Data START
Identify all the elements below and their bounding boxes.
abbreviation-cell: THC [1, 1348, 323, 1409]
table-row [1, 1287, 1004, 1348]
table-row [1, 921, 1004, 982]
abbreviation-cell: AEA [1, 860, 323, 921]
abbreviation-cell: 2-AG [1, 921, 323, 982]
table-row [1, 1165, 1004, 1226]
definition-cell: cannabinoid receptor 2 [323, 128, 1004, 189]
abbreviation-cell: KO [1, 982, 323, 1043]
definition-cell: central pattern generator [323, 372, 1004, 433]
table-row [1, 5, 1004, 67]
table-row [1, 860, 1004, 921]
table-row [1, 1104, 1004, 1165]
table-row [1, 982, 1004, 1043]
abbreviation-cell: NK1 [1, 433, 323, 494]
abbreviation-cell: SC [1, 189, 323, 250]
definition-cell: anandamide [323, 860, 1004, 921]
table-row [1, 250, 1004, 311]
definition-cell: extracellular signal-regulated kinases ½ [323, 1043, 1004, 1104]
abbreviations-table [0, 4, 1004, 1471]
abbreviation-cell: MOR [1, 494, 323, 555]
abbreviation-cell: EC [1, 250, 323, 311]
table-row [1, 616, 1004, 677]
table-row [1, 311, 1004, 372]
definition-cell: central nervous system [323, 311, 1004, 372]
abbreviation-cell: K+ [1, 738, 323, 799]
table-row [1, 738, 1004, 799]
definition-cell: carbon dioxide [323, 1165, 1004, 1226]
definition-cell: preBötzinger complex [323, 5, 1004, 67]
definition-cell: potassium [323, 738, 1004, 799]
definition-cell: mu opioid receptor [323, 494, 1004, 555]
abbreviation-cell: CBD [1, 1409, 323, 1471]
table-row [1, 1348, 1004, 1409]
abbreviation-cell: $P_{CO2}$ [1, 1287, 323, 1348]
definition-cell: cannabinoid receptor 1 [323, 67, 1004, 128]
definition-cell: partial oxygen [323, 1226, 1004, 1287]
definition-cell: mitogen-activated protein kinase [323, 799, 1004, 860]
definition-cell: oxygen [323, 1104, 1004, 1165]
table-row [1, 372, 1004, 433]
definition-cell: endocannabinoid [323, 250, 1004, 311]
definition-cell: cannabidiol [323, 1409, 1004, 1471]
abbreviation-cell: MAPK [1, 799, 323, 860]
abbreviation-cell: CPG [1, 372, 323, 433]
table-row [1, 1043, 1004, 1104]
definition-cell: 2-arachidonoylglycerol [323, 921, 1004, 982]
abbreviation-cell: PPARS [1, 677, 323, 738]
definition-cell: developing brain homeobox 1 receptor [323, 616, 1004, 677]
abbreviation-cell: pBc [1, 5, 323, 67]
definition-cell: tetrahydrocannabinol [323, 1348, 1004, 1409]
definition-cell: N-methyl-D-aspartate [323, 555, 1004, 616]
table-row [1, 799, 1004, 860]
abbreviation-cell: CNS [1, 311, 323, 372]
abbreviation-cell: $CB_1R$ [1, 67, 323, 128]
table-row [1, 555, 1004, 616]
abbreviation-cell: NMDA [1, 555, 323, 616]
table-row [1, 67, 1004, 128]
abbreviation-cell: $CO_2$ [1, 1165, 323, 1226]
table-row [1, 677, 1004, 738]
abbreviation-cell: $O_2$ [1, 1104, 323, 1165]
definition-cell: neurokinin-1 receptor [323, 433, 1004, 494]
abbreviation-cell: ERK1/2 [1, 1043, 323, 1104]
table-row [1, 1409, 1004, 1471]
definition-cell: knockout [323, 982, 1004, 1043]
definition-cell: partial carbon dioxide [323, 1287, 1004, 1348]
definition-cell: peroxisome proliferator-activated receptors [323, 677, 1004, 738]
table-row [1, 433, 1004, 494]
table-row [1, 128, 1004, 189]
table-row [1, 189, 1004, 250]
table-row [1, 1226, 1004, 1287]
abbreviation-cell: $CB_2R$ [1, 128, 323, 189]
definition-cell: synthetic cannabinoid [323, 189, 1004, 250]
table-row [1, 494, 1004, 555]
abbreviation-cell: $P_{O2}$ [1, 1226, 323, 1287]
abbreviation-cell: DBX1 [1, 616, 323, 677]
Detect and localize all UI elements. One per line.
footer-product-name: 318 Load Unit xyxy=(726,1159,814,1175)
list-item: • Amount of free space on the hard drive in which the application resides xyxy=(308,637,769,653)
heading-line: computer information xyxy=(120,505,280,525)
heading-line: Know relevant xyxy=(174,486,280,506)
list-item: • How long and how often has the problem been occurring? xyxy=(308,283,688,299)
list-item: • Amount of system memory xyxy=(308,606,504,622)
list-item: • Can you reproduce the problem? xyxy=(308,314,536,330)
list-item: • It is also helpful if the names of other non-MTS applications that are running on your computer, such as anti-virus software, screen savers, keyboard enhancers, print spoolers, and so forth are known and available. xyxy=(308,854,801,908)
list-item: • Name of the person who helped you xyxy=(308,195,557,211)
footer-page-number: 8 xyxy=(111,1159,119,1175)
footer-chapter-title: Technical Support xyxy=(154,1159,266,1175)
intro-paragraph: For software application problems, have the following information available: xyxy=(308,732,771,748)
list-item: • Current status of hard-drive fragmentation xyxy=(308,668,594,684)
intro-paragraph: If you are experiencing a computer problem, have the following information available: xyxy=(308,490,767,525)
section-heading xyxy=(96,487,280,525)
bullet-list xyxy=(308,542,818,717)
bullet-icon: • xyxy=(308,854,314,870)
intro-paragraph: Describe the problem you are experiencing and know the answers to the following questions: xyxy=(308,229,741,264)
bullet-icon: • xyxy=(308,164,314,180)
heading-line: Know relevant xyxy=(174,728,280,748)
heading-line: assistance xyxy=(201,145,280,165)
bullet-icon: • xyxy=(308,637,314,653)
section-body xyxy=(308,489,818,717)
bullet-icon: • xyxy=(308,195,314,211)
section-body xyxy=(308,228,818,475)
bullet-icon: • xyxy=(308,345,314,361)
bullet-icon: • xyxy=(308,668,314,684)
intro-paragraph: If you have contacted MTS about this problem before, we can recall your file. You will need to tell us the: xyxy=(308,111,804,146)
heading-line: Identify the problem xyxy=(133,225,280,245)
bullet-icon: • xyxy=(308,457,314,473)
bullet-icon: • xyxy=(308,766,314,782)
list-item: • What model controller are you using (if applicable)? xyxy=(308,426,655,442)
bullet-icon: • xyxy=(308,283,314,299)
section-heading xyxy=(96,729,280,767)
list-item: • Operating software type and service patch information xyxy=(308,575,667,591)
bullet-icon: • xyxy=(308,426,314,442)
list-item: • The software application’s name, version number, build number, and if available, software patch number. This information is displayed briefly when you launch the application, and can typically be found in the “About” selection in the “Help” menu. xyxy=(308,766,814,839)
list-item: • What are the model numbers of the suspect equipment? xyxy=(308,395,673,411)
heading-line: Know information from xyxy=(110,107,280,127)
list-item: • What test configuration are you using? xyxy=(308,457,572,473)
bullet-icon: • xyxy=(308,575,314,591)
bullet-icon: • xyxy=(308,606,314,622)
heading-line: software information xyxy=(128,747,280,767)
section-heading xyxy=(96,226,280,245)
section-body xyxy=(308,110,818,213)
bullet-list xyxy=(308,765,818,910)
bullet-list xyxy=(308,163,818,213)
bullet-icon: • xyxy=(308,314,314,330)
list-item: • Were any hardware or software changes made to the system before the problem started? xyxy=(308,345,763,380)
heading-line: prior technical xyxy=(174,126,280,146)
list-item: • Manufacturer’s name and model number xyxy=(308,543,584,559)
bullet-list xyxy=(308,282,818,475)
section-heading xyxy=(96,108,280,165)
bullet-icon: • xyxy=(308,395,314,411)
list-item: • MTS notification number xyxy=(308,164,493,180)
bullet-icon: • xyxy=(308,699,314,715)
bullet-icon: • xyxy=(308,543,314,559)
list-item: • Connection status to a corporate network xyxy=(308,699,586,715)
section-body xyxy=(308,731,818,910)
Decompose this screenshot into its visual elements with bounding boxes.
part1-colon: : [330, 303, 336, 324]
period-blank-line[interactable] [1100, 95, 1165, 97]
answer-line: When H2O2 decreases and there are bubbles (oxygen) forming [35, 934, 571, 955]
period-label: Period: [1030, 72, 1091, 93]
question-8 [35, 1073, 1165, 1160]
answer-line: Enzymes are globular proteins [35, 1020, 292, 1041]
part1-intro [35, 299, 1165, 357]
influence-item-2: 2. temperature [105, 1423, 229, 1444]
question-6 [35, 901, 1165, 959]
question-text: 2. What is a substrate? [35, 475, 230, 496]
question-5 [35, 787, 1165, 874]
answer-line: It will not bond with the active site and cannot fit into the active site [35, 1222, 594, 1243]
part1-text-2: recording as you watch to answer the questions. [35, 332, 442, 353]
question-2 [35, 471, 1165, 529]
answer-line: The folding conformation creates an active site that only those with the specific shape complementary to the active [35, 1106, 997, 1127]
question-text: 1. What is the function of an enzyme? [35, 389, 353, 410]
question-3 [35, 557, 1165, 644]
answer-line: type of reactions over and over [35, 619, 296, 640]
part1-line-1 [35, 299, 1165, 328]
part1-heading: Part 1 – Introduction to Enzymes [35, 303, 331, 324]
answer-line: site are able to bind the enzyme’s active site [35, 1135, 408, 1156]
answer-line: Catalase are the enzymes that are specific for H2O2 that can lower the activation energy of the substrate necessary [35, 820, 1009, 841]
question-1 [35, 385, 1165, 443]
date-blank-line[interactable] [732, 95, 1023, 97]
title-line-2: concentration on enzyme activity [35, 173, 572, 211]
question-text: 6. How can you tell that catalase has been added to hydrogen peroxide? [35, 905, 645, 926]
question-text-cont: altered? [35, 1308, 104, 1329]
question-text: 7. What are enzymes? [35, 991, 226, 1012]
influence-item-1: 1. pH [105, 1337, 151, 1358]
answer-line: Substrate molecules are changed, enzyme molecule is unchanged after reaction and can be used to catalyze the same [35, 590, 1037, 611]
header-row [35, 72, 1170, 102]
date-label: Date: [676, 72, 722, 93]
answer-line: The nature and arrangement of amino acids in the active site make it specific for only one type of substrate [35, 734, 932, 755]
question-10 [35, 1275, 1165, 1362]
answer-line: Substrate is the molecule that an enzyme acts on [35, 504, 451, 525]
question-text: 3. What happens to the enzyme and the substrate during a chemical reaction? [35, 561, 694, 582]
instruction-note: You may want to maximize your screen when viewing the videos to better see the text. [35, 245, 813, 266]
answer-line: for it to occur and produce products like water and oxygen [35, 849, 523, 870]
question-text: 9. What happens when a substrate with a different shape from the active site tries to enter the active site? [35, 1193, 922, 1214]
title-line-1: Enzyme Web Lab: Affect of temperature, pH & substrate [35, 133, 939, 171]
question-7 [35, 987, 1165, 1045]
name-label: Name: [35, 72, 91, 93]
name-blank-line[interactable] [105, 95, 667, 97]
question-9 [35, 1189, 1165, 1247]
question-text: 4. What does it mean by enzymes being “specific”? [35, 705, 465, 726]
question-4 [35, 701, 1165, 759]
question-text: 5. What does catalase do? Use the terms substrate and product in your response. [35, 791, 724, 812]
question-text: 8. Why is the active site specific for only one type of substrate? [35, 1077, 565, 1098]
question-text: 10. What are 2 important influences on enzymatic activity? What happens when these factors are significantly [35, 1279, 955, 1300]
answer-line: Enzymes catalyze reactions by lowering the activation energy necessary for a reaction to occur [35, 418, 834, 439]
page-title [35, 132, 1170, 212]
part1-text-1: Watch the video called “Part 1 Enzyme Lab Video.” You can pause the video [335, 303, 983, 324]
Data END
§ Required action
Which lines in the data above hold the word "activity"? Return each of them.

§ Answer to this exercise
title-line-2: concentration on enzyme activity [35, 173, 572, 211]
question-text: 10. What are 2 important influences on enzymatic activity? What happens when these factors are significantly [35, 1279, 955, 1300]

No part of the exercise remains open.